#### WRITTEN EXERCISE
The records that follow must be repeated verbatim, every one of them.

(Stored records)
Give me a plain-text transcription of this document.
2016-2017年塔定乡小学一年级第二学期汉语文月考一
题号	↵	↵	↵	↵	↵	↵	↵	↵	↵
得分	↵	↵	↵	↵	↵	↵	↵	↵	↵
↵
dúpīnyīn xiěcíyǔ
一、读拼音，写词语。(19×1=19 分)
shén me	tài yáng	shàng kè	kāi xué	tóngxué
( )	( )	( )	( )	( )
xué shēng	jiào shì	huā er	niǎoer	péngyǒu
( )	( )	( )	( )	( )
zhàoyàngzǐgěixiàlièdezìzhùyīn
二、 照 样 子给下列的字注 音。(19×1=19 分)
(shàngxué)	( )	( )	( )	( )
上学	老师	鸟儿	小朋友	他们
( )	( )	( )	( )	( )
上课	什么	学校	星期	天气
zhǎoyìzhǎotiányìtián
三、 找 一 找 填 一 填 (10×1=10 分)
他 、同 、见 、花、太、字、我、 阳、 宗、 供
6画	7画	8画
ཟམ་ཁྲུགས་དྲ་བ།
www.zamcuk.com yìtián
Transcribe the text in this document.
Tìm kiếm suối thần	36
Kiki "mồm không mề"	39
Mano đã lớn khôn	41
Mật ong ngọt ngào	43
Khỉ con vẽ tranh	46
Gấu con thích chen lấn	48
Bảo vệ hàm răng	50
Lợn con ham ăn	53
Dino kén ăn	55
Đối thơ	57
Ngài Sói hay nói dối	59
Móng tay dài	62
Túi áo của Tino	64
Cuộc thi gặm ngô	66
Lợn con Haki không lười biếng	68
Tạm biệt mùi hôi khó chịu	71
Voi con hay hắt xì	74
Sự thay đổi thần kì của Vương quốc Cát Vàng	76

#### FINAL RESULT
Give me a plain-text transcription of this document.
2016-2017年塔定乡小学一年级第二学期汉语文月考一
题号	↵	↵	↵	↵	↵	↵	↵	↵	↵
得分	↵	↵	↵	↵	↵	↵	↵	↵	↵
↵
dúpīnyīn xiěcíyǔ
一、读拼音，写词语。(19×1=19 分)
shén me	tài yáng	shàng kè	kāi xué	tóngxué
( )	( )	( )	( )	( )
xué shēng	jiào shì	huā er	niǎoer	péngyǒu
( )	( )	( )	( )	( )
zhàoyàngzǐgěixiàlièdezìzhùyīn
二、 照 样 子给下列的字注 音。(19×1=19 分)
(shàngxué)	( )	( )	( )	( )
上学	老师	鸟儿	小朋友	他们
( )	( )	( )	( )	( )
上课	什么	学校	星期	天气
zhǎoyìzhǎotiányìtián
三、 找 一 找 填 一 填 (10×1=10 分)
他 、同 、见 、花、太、字、我、 阳、 宗、 供
6画	7画	8画
ཟམ་ཁྲུགས་དྲ་བ།
www.zamcuk.com yìtián
Transcribe the text in this document.
Tìm kiếm suối thần	36
Kiki "mồm không mề"	39
Mano đã lớn khôn	41
Mật ong ngọt ngào	43
Khỉ con vẽ tranh	46
Gấu con thích chen lấn	48
Bảo vệ hàm răng	50
Lợn con ham ăn	53
Dino kén ăn	55
Đối thơ	57
Ngài Sói hay nói dối	59
Móng tay dài	62
Túi áo của Tino	64
Cuộc thi gặm ngô	66
Lợn con Haki không lười biếng	68
Tạm biệt mùi hôi khó chịu	71
Voi con hay hắt xì	74
Sự thay đổi thần kì của Vương quốc Cát Vàng	76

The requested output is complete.